▼
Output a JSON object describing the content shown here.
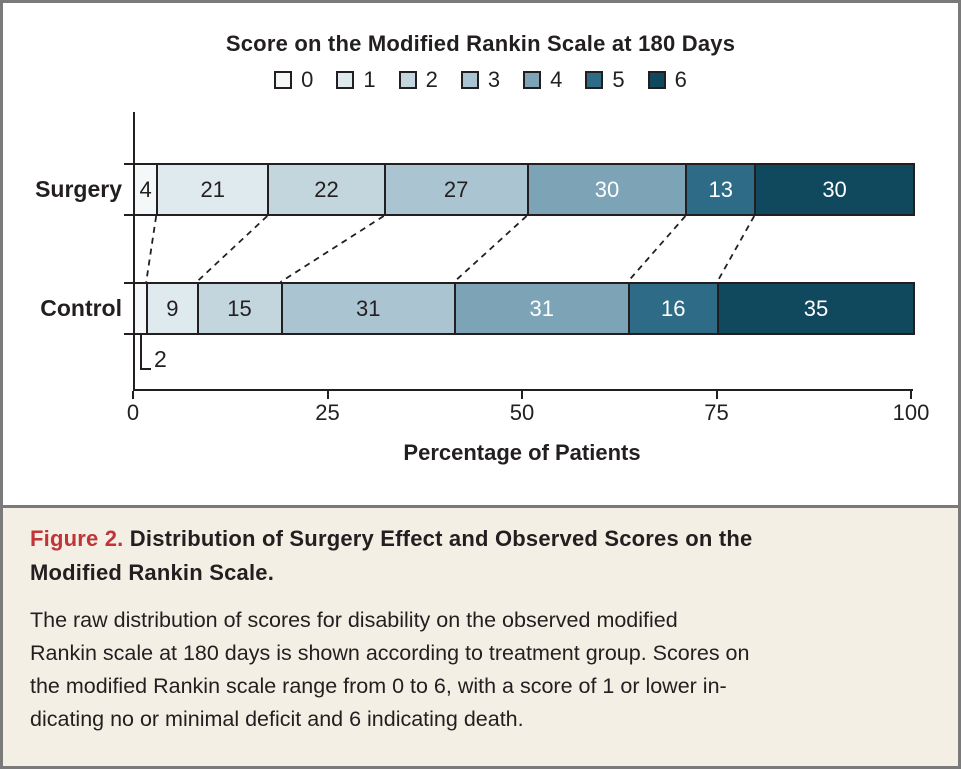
{
  "chart_data": {
    "type": "bar",
    "orientation": "horizontal_stacked",
    "title": "Score on the Modified Rankin Scale at 180 Days",
    "xlabel": "Percentage of Patients",
    "xlim": [
      0,
      100
    ],
    "x_ticks": [
      "0",
      "25",
      "50",
      "75",
      "100"
    ],
    "legend_position": "top-center",
    "grid": false,
    "score_labels": [
      "0",
      "1",
      "2",
      "3",
      "4",
      "5",
      "6"
    ],
    "score_colors": [
      {
        "score": "0",
        "fill": "#f4f8f9",
        "text": "#231f20"
      },
      {
        "score": "1",
        "fill": "#dfeaee",
        "text": "#231f20"
      },
      {
        "score": "2",
        "fill": "#c3d5dd",
        "text": "#231f20"
      },
      {
        "score": "3",
        "fill": "#abc4d1",
        "text": "#231f20"
      },
      {
        "score": "4",
        "fill": "#7ca3b6",
        "text": "#ffffff"
      },
      {
        "score": "5",
        "fill": "#2e6b86",
        "text": "#ffffff"
      },
      {
        "score": "6",
        "fill": "#10485e",
        "text": "#ffffff"
      }
    ],
    "series": [
      {
        "name": "Surgery",
        "counts": [
          4,
          21,
          22,
          27,
          30,
          13,
          30
        ],
        "inline_labels": [
          true,
          true,
          true,
          true,
          true,
          true,
          true
        ]
      },
      {
        "name": "Control",
        "counts": [
          2,
          9,
          15,
          31,
          31,
          16,
          35
        ],
        "inline_labels": [
          false,
          true,
          true,
          true,
          true,
          true,
          true
        ]
      }
    ],
    "callout": {
      "group": "Control",
      "score": "0",
      "value": "2"
    },
    "connectors": "dashed lines join cumulative score boundaries between the two bars",
    "note": "segment widths are percentages of each group total; inline numbers are patient counts"
  },
  "caption": {
    "label": "Figure 2.",
    "title": " Distribution of Surgery Effect and Observed Scores on the\nModified Rankin Scale.",
    "body": "The raw distribution of scores for disability on the observed modified\nRankin scale at 180 days is shown according to treatment group. Scores on\nthe modified Rankin scale range from 0 to 6, with a score of 1 or lower in-\ndicating no or minimal deficit and 6 indicating death."
  },
  "colors": {
    "ink": "#231f20",
    "frame_border": "#7a7a7a",
    "caption_background": "#f3efe4",
    "figure_label_red": "#c23439",
    "chart_background": "#ffffff"
  }
}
▲
• **WORK TASK**:
Apart from the pictures, every line above must be printed exactly.

• **TASK SOLUTION**:
Output a JSON object describing the content shown here.
{
  "chart_data": {
    "type": "bar",
    "orientation": "horizontal_stacked",
    "title": "Score on the Modified Rankin Scale at 180 Days",
    "xlabel": "Percentage of Patients",
    "xlim": [
      0,
      100
    ],
    "x_ticks": [
      "0",
      "25",
      "50",
      "75",
      "100"
    ],
    "legend_position": "top-center",
    "grid": false,
    "score_labels": [
      "0",
      "1",
      "2",
      "3",
      "4",
      "5",
      "6"
    ],
    "score_colors": [
      {
        "score": "0",
        "fill": "#f4f8f9",
        "text": "#231f20"
      },
      {
        "score": "1",
        "fill": "#dfeaee",
        "text": "#231f20"
      },
      {
        "score": "2",
        "fill": "#c3d5dd",
        "text": "#231f20"
      },
      {
        "score": "3",
        "fill": "#abc4d1",
        "text": "#231f20"
      },
      {
        "score": "4",
        "fill": "#7ca3b6",
        "text": "#ffffff"
      },
      {
        "score": "5",
        "fill": "#2e6b86",
        "text": "#ffffff"
      },
      {
        "score": "6",
        "fill": "#10485e",
        "text": "#ffffff"
      }
    ],
    "series": [
      {
        "name": "Surgery",
        "counts": [
          4,
          21,
          22,
          27,
          30,
          13,
          30
        ],
        "inline_labels": [
          true,
          true,
          true,
          true,
          true,
          true,
          true
        ]
      },
      {
        "name": "Control",
        "counts": [
          2,
          9,
          15,
          31,
          31,
          16,
          35
        ],
        "inline_labels": [
          false,
          true,
          true,
          true,
          true,
          true,
          true
        ]
      }
    ],
    "callout": {
      "group": "Control",
      "score": "0",
      "value": "2"
    },
    "connectors": "dashed lines join cumulative score boundaries between the two bars",
    "note": "segment widths are percentages of each group total; inline numbers are patient counts"
  },
  "caption": {
    "label": "Figure 2.",
    "title": " Distribution of Surgery Effect and Observed Scores on the\nModified Rankin Scale.",
    "body": "The raw distribution of scores for disability on the observed modified\nRankin scale at 180 days is shown according to treatment group. Scores on\nthe modified Rankin scale range from 0 to 6, with a score of 1 or lower in-\ndicating no or minimal deficit and 6 indicating death."
  },
  "colors": {
    "ink": "#231f20",
    "frame_border": "#7a7a7a",
    "caption_background": "#f3efe4",
    "figure_label_red": "#c23439",
    "chart_background": "#ffffff"
  }
}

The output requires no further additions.